* Start *
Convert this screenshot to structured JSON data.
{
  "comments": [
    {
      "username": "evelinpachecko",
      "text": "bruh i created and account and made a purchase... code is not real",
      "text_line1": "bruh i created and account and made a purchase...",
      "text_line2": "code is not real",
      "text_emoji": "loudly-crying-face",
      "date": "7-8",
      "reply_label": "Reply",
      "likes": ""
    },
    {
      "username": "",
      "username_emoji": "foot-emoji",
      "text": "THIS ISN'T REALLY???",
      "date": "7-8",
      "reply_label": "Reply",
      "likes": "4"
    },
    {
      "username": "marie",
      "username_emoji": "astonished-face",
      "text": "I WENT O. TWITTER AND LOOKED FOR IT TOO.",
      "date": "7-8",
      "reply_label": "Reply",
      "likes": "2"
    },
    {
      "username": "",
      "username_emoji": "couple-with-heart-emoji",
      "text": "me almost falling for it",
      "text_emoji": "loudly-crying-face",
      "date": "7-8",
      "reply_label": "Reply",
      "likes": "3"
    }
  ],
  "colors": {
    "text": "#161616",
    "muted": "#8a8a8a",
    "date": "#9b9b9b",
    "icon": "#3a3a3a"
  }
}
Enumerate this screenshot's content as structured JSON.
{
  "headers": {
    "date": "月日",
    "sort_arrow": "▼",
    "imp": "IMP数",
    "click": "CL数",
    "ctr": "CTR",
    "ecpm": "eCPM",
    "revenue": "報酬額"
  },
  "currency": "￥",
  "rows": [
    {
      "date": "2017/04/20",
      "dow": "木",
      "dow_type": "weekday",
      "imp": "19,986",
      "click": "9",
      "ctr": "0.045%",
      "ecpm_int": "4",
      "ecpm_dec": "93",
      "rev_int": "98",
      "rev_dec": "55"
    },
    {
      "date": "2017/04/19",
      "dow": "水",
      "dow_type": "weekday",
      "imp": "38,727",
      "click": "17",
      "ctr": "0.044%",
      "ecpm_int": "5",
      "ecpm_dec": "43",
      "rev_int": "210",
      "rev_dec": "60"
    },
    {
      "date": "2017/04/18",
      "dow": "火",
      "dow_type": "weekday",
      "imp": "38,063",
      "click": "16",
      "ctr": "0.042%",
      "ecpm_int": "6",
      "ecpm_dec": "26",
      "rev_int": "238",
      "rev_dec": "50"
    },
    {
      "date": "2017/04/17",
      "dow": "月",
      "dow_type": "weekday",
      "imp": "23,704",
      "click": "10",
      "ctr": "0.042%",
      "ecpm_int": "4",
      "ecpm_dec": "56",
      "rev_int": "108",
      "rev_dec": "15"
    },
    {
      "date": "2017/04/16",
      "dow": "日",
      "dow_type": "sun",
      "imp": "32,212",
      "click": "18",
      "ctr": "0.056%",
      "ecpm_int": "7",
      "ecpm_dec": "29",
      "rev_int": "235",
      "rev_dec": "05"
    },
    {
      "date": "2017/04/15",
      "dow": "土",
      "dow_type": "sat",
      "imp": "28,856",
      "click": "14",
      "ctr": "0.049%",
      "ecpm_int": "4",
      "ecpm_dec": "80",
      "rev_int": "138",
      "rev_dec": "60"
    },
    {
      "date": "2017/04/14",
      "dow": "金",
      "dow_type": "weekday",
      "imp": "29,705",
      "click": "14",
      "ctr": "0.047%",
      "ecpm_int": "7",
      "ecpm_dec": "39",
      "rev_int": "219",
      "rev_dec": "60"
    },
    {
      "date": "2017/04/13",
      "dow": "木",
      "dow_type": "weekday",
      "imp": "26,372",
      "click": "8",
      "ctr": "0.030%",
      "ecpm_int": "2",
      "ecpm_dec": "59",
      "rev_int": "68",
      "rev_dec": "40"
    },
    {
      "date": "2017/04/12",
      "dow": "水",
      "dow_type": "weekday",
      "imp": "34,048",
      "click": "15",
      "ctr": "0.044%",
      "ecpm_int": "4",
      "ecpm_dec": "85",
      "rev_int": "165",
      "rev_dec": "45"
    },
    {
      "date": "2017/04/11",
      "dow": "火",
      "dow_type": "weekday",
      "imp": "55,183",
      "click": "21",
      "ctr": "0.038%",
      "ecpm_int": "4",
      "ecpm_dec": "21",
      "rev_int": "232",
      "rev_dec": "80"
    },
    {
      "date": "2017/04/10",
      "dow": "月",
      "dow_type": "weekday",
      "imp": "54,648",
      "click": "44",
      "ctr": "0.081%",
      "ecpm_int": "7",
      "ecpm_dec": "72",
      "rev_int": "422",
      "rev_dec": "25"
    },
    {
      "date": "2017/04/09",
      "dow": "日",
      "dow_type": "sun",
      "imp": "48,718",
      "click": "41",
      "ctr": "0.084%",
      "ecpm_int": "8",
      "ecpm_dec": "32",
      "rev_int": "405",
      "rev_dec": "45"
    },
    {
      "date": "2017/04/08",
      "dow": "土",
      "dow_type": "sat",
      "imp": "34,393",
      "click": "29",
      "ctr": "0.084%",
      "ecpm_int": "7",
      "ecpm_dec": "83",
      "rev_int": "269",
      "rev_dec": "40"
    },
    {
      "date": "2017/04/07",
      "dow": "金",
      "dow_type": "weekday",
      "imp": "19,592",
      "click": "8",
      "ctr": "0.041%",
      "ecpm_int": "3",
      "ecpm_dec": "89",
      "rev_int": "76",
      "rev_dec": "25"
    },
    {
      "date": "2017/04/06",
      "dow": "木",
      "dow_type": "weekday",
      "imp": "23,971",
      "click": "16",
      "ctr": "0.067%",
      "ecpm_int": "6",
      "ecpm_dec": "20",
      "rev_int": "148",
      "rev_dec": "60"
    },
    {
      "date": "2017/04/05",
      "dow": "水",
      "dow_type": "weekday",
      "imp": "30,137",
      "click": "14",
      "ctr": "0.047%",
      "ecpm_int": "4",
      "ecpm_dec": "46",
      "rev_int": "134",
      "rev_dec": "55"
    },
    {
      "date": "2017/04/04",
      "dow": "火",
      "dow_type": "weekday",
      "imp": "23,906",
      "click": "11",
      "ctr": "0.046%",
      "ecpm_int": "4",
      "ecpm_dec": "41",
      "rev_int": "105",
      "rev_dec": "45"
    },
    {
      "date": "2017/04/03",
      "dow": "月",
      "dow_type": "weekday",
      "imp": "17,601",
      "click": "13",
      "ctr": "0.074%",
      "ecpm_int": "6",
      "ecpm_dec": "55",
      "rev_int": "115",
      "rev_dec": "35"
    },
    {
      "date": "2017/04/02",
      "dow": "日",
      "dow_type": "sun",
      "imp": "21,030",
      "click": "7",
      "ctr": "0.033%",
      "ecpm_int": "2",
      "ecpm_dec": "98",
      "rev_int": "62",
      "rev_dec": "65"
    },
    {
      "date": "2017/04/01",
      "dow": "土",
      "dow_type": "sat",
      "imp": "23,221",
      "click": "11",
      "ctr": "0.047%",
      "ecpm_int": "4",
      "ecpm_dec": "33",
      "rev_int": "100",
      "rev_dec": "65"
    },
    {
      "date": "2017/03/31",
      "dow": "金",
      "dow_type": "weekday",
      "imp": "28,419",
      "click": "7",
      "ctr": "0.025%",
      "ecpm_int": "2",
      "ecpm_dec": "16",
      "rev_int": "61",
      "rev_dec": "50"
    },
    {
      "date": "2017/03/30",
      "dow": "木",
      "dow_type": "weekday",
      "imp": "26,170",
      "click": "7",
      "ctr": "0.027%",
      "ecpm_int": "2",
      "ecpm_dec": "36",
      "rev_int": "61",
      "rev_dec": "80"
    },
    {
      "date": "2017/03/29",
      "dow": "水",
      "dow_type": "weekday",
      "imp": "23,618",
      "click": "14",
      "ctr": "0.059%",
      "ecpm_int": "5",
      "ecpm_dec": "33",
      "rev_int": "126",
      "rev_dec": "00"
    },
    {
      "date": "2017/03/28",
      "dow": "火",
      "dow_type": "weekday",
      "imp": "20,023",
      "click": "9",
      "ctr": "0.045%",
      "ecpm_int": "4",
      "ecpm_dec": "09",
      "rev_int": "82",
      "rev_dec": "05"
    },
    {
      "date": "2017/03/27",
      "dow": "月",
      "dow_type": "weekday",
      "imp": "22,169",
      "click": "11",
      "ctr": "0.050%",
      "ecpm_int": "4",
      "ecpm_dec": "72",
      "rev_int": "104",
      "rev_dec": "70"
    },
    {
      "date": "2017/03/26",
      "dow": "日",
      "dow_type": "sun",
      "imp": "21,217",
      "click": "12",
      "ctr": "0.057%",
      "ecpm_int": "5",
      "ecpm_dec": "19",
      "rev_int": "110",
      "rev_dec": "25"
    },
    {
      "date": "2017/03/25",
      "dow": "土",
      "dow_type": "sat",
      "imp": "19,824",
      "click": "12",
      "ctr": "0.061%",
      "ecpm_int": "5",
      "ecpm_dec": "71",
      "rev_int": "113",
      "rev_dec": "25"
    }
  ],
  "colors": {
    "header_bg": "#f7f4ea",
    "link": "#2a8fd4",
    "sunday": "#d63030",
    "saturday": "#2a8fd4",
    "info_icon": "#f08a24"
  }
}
* End *
== What is expected ==
Go through the records and copy each line with "account" in it.

== Expected output ==
      "text": "bruh i created and account and made a purchase... code is not real",
      "text_line1": "bruh i created and account and made a purchase...",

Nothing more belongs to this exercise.